TO DO:
Copy out all the lines exactly. Omit pictures.

EXTRACTED RECORDS:

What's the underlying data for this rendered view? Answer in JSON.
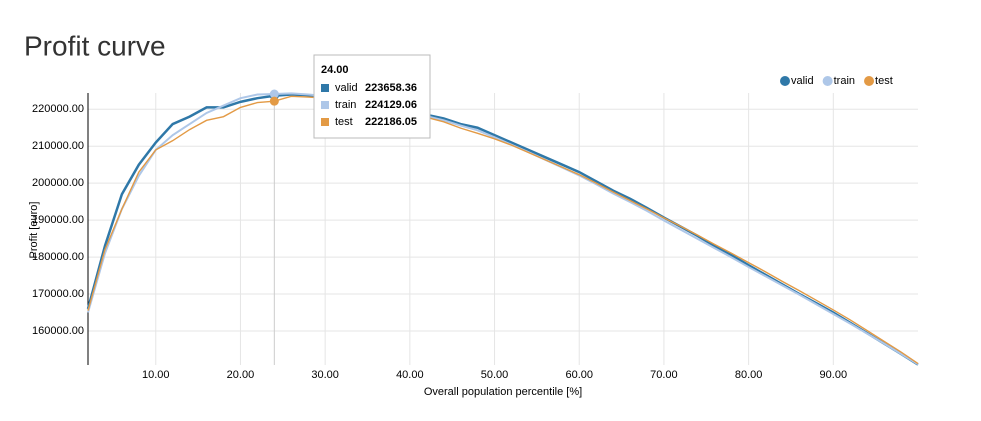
{
  "chart_data": {
    "type": "line",
    "title": "Profit curve",
    "xlabel": "Overall population percentile [%]",
    "ylabel": "Profit [euro]",
    "x": [
      2,
      4,
      6,
      8,
      10,
      12,
      14,
      16,
      18,
      20,
      22,
      24,
      26,
      28,
      30,
      32,
      34,
      36,
      38,
      40,
      42,
      44,
      46,
      48,
      50,
      52,
      54,
      56,
      58,
      60,
      62,
      64,
      66,
      68,
      70,
      72,
      74,
      76,
      78,
      80,
      82,
      84,
      86,
      88,
      90,
      92,
      94,
      96,
      98,
      100
    ],
    "series": [
      {
        "name": "valid",
        "color": "#2f78a8",
        "values": [
          166000,
          183000,
          197000,
          205000,
          211000,
          216000,
          218000,
          220500,
          220500,
          222000,
          223000,
          223658.36,
          224000,
          223800,
          223500,
          223000,
          222500,
          221500,
          220500,
          219500,
          218500,
          217500,
          216000,
          215000,
          213000,
          211000,
          209000,
          207000,
          205000,
          203000,
          200500,
          198000,
          195800,
          193300,
          190700,
          188200,
          185700,
          183000,
          180500,
          177800,
          175200,
          172600,
          170000,
          167500,
          165000,
          162200,
          159400,
          156600,
          153800,
          150900
        ]
      },
      {
        "name": "train",
        "color": "#aec7e8",
        "values": [
          165000,
          181000,
          193000,
          202000,
          209000,
          213000,
          216000,
          219000,
          221000,
          223000,
          224000,
          224129.06,
          224300,
          224000,
          223600,
          223000,
          222300,
          221300,
          220200,
          219200,
          218100,
          217000,
          215600,
          214300,
          212400,
          210400,
          208400,
          206300,
          204200,
          202100,
          199700,
          197200,
          194900,
          192500,
          189900,
          187400,
          184900,
          182400,
          179900,
          177300,
          174800,
          172300,
          169800,
          167200,
          164600,
          162000,
          159300,
          156600,
          153800,
          151000
        ]
      },
      {
        "name": "test",
        "color": "#e39a45",
        "values": [
          165500,
          182000,
          193000,
          203000,
          209000,
          211500,
          214500,
          217000,
          218000,
          220500,
          221800,
          222186.05,
          223500,
          223300,
          223000,
          222600,
          222000,
          221000,
          220000,
          219000,
          217800,
          216600,
          214900,
          213500,
          212000,
          210300,
          208300,
          206300,
          204300,
          202300,
          200000,
          197600,
          195300,
          193000,
          190600,
          188300,
          185900,
          183400,
          181000,
          178500,
          176000,
          173400,
          170900,
          168300,
          165700,
          163000,
          160100,
          157200,
          154300,
          151200
        ]
      }
    ],
    "xlim": [
      2,
      100
    ],
    "ylim": [
      150800,
      224400
    ],
    "xticks": [
      {
        "value": 10,
        "label": "10.00"
      },
      {
        "value": 20,
        "label": "20.00"
      },
      {
        "value": 30,
        "label": "30.00"
      },
      {
        "value": 40,
        "label": "40.00"
      },
      {
        "value": 50,
        "label": "50.00"
      },
      {
        "value": 60,
        "label": "60.00"
      },
      {
        "value": 70,
        "label": "70.00"
      },
      {
        "value": 80,
        "label": "80.00"
      },
      {
        "value": 90,
        "label": "90.00"
      }
    ],
    "yticks": [
      {
        "value": 160000,
        "label": "160000.00"
      },
      {
        "value": 170000,
        "label": "170000.00"
      },
      {
        "value": 180000,
        "label": "180000.00"
      },
      {
        "value": 190000,
        "label": "190000.00"
      },
      {
        "value": 200000,
        "label": "200000.00"
      },
      {
        "value": 210000,
        "label": "210000.00"
      },
      {
        "value": 220000,
        "label": "220000.00"
      }
    ],
    "grid": true,
    "legend": "top-right",
    "tooltip": {
      "title": "24.00"
    }
  }
}
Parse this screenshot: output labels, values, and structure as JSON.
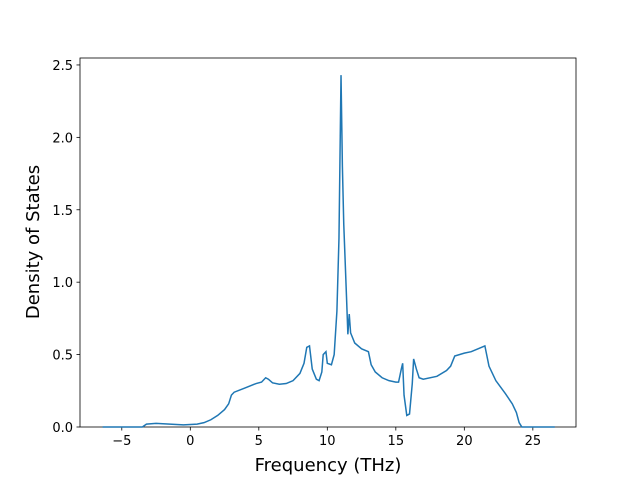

RESPONSE TO THIS EXERCISE:
What's the underlying data for this rendered view? Answer in JSON.
{
  "chart_data": {
    "type": "line",
    "title": "Profit curve",
    "xlabel": "Overall population percentile [%]",
    "ylabel": "Profit [euro]",
    "x": [
      2,
      4,
      6,
      8,
      10,
      12,
      14,
      16,
      18,
      20,
      22,
      24,
      26,
      28,
      30,
      32,
      34,
      36,
      38,
      40,
      42,
      44,
      46,
      48,
      50,
      52,
      54,
      56,
      58,
      60,
      62,
      64,
      66,
      68,
      70,
      72,
      74,
      76,
      78,
      80,
      82,
      84,
      86,
      88,
      90,
      92,
      94,
      96,
      98,
      100
    ],
    "series": [
      {
        "name": "valid",
        "color": "#2f78a8",
        "values": [
          166000,
          183000,
          197000,
          205000,
          211000,
          216000,
          218000,
          220500,
          220500,
          222000,
          223000,
          223658.36,
          224000,
          223800,
          223500,
          223000,
          222500,
          221500,
          220500,
          219500,
          218500,
          217500,
          216000,
          215000,
          213000,
          211000,
          209000,
          207000,
          205000,
          203000,
          200500,
          198000,
          195800,
          193300,
          190700,
          188200,
          185700,
          183000,
          180500,
          177800,
          175200,
          172600,
          170000,
          167500,
          165000,
          162200,
          159400,
          156600,
          153800,
          150900
        ]
      },
      {
        "name": "train",
        "color": "#aec7e8",
        "values": [
          165000,
          181000,
          193000,
          202000,
          209000,
          213000,
          216000,
          219000,
          221000,
          223000,
          224000,
          224129.06,
          224300,
          224000,
          223600,
          223000,
          222300,
          221300,
          220200,
          219200,
          218100,
          217000,
          215600,
          214300,
          212400,
          210400,
          208400,
          206300,
          204200,
          202100,
          199700,
          197200,
          194900,
          192500,
          189900,
          187400,
          184900,
          182400,
          179900,
          177300,
          174800,
          172300,
          169800,
          167200,
          164600,
          162000,
          159300,
          156600,
          153800,
          151000
        ]
      },
      {
        "name": "test",
        "color": "#e39a45",
        "values": [
          165500,
          182000,
          193000,
          203000,
          209000,
          211500,
          214500,
          217000,
          218000,
          220500,
          221800,
          222186.05,
          223500,
          223300,
          223000,
          222600,
          222000,
          221000,
          220000,
          219000,
          217800,
          216600,
          214900,
          213500,
          212000,
          210300,
          208300,
          206300,
          204300,
          202300,
          200000,
          197600,
          195300,
          193000,
          190600,
          188300,
          185900,
          183400,
          181000,
          178500,
          176000,
          173400,
          170900,
          168300,
          165700,
          163000,
          160100,
          157200,
          154300,
          151200
        ]
      }
    ],
    "xlim": [
      2,
      100
    ],
    "ylim": [
      150800,
      224400
    ],
    "xticks": [
      {
        "value": 10,
        "label": "10.00"
      },
      {
        "value": 20,
        "label": "20.00"
      },
      {
        "value": 30,
        "label": "30.00"
      },
      {
        "value": 40,
        "label": "40.00"
      },
      {
        "value": 50,
        "label": "50.00"
      },
      {
        "value": 60,
        "label": "60.00"
      },
      {
        "value": 70,
        "label": "70.00"
      },
      {
        "value": 80,
        "label": "80.00"
      },
      {
        "value": 90,
        "label": "90.00"
      }
    ],
    "yticks": [
      {
        "value": 160000,
        "label": "160000.00"
      },
      {
        "value": 170000,
        "label": "170000.00"
      },
      {
        "value": 180000,
        "label": "180000.00"
      },
      {
        "value": 190000,
        "label": "190000.00"
      },
      {
        "value": 200000,
        "label": "200000.00"
      },
      {
        "value": 210000,
        "label": "210000.00"
      },
      {
        "value": 220000,
        "label": "220000.00"
      }
    ],
    "grid": true,
    "legend": "top-right",
    "tooltip": {
      "title": "24.00"
    }
  }
}
Parse this screenshot: output labels, values, and structure as JSON.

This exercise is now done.